- [Challenge] Below are records to be output exactly, every one of them.

Input material start

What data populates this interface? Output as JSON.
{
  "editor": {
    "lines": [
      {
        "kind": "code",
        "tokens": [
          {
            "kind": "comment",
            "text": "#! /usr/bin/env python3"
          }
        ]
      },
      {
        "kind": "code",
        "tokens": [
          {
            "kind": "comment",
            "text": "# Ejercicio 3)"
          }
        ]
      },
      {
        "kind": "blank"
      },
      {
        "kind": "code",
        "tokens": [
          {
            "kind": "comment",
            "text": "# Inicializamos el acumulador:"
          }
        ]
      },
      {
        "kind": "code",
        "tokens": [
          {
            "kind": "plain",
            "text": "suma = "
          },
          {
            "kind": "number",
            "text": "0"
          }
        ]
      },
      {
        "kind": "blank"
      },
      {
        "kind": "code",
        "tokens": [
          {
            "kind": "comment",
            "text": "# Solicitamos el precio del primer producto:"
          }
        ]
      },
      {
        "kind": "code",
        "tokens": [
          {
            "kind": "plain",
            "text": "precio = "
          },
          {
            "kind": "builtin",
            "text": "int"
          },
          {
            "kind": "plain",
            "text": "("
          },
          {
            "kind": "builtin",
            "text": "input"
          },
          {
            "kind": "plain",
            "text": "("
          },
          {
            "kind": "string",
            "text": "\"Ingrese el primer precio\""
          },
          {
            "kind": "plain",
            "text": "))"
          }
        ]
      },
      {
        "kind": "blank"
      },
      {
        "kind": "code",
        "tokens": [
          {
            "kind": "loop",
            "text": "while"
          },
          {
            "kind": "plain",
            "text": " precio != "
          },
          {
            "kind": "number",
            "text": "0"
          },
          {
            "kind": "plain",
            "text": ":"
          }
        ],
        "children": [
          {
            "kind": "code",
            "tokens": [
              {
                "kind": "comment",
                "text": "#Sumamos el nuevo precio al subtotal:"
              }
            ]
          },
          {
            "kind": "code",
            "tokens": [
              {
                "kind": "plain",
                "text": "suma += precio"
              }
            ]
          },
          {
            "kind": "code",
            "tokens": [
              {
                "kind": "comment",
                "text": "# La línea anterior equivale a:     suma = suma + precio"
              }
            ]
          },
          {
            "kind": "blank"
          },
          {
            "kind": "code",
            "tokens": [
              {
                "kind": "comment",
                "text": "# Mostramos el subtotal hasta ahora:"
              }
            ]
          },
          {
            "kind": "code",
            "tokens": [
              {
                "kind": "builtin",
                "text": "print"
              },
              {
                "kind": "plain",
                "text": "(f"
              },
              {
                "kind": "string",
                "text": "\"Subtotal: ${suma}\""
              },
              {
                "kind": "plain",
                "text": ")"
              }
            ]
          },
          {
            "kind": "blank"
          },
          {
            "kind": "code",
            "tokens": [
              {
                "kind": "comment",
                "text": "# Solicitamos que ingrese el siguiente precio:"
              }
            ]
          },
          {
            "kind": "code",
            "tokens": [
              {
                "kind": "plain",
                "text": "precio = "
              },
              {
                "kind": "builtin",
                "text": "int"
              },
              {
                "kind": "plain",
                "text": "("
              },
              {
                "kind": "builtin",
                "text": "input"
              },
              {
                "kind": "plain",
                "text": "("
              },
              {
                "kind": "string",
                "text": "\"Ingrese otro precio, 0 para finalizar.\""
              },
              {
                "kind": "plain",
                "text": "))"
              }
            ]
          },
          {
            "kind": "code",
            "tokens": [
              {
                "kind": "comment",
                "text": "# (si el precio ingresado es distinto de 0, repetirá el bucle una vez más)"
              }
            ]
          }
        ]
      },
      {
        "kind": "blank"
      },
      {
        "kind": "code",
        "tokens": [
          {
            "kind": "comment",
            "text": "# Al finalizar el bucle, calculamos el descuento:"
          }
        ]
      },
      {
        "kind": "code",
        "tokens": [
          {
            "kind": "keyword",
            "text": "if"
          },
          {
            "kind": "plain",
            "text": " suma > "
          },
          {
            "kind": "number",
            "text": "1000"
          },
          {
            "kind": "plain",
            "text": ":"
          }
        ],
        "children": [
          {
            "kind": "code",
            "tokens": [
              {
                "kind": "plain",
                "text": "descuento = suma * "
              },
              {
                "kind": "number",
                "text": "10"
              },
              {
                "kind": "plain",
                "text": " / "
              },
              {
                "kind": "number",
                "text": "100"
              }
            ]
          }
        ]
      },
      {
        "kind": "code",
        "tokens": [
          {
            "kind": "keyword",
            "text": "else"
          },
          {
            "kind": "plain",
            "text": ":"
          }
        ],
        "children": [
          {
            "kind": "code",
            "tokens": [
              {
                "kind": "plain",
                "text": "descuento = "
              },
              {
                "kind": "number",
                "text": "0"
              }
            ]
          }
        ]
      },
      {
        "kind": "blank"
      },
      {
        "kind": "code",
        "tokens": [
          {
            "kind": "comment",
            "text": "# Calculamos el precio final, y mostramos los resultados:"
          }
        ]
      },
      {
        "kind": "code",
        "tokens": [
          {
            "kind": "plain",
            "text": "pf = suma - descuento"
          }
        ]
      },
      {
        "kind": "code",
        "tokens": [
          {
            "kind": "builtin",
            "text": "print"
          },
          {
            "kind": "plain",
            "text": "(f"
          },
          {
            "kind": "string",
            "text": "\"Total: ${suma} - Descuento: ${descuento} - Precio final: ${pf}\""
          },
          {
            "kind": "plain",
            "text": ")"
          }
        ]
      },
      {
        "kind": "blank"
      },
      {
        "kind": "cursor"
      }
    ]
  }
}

Input material end

- [Result of the exercise]
What data populates this interface? Output as JSON.
{
  "editor": {
    "lines": [
      {
        "kind": "code",
        "tokens": [
          {
            "kind": "comment",
            "text": "#! /usr/bin/env python3"
          }
        ]
      },
      {
        "kind": "code",
        "tokens": [
          {
            "kind": "comment",
            "text": "# Ejercicio 3)"
          }
        ]
      },
      {
        "kind": "blank"
      },
      {
        "kind": "code",
        "tokens": [
          {
            "kind": "comment",
            "text": "# Inicializamos el acumulador:"
          }
        ]
      },
      {
        "kind": "code",
        "tokens": [
          {
            "kind": "plain",
            "text": "suma = "
          },
          {
            "kind": "number",
            "text": "0"
          }
        ]
      },
      {
        "kind": "blank"
      },
      {
        "kind": "code",
        "tokens": [
          {
            "kind": "comment",
            "text": "# Solicitamos el precio del primer producto:"
          }
        ]
      },
      {
        "kind": "code",
        "tokens": [
          {
            "kind": "plain",
            "text": "precio = "
          },
          {
            "kind": "builtin",
            "text": "int"
          },
          {
            "kind": "plain",
            "text": "("
          },
          {
            "kind": "builtin",
            "text": "input"
          },
          {
            "kind": "plain",
            "text": "("
          },
          {
            "kind": "string",
            "text": "\"Ingrese el primer precio\""
          },
          {
            "kind": "plain",
            "text": "))"
          }
        ]
      },
      {
        "kind": "blank"
      },
      {
        "kind": "code",
        "tokens": [
          {
            "kind": "loop",
            "text": "while"
          },
          {
            "kind": "plain",
            "text": " precio != "
          },
          {
            "kind": "number",
            "text": "0"
          },
          {
            "kind": "plain",
            "text": ":"
          }
        ],
        "children": [
          {
            "kind": "code",
            "tokens": [
              {
                "kind": "comment",
                "text": "#Sumamos el nuevo precio al subtotal:"
              }
            ]
          },
          {
            "kind": "code",
            "tokens": [
              {
                "kind": "plain",
                "text": "suma += precio"
              }
            ]
          },
          {
            "kind": "code",
            "tokens": [
              {
                "kind": "comment",
                "text": "# La línea anterior equivale a:     suma = suma + precio"
              }
            ]
          },
          {
            "kind": "blank"
          },
          {
            "kind": "code",
            "tokens": [
              {
                "kind": "comment",
                "text": "# Mostramos el subtotal hasta ahora:"
              }
            ]
          },
          {
            "kind": "code",
            "tokens": [
              {
                "kind": "builtin",
                "text": "print"
              },
              {
                "kind": "plain",
                "text": "(f"
              },
              {
                "kind": "string",
                "text": "\"Subtotal: ${suma}\""
              },
              {
                "kind": "plain",
                "text": ")"
              }
            ]
          },
          {
            "kind": "blank"
          },
          {
            "kind": "code",
            "tokens": [
              {
                "kind": "comment",
                "text": "# Solicitamos que ingrese el siguiente precio:"
              }
            ]
          },
          {
            "kind": "code",
            "tokens": [
              {
                "kind": "plain",
                "text": "precio = "
              },
              {
                "kind": "builtin",
                "text": "int"
              },
              {
                "kind": "plain",
                "text": "("
              },
              {
                "kind": "builtin",
                "text": "input"
              },
              {
                "kind": "plain",
                "text": "("
              },
              {
                "kind": "string",
                "text": "\"Ingrese otro precio, 0 para finalizar.\""
              },
              {
                "kind": "plain",
                "text": "))"
              }
            ]
          },
          {
            "kind": "code",
            "tokens": [
              {
                "kind": "comment",
                "text": "# (si el precio ingresado es distinto de 0, repetirá el bucle una vez más)"
              }
            ]
          }
        ]
      },
      {
        "kind": "blank"
      },
      {
        "kind": "code",
        "tokens": [
          {
            "kind": "comment",
            "text": "# Al finalizar el bucle, calculamos el descuento:"
          }
        ]
      },
      {
        "kind": "code",
        "tokens": [
          {
            "kind": "keyword",
            "text": "if"
          },
          {
            "kind": "plain",
            "text": " suma > "
          },
          {
            "kind": "number",
            "text": "1000"
          },
          {
            "kind": "plain",
            "text": ":"
          }
        ],
        "children": [
          {
            "kind": "code",
            "tokens": [
              {
                "kind": "plain",
                "text": "descuento = suma * "
              },
              {
                "kind": "number",
                "text": "10"
              },
              {
                "kind": "plain",
                "text": " / "
              },
              {
                "kind": "number",
                "text": "100"
              }
            ]
          }
        ]
      },
      {
        "kind": "code",
        "tokens": [
          {
            "kind": "keyword",
            "text": "else"
          },
          {
            "kind": "plain",
            "text": ":"
          }
        ],
        "children": [
          {
            "kind": "code",
            "tokens": [
              {
                "kind": "plain",
                "text": "descuento = "
              },
              {
                "kind": "number",
                "text": "0"
              }
            ]
          }
        ]
      },
      {
        "kind": "blank"
      },
      {
        "kind": "code",
        "tokens": [
          {
            "kind": "comment",
            "text": "# Calculamos el precio final, y mostramos los resultados:"
          }
        ]
      },
      {
        "kind": "code",
        "tokens": [
          {
            "kind": "plain",
            "text": "pf = suma - descuento"
          }
        ]
      },
      {
        "kind": "code",
        "tokens": [
          {
            "kind": "builtin",
            "text": "print"
          },
          {
            "kind": "plain",
            "text": "(f"
          },
          {
            "kind": "string",
            "text": "\"Total: ${suma} - Descuento: ${descuento} - Precio final: ${pf}\""
          },
          {
            "kind": "plain",
            "text": ")"
          }
        ]
      },
      {
        "kind": "blank"
      },
      {
        "kind": "cursor"
      }
    ]
  }
}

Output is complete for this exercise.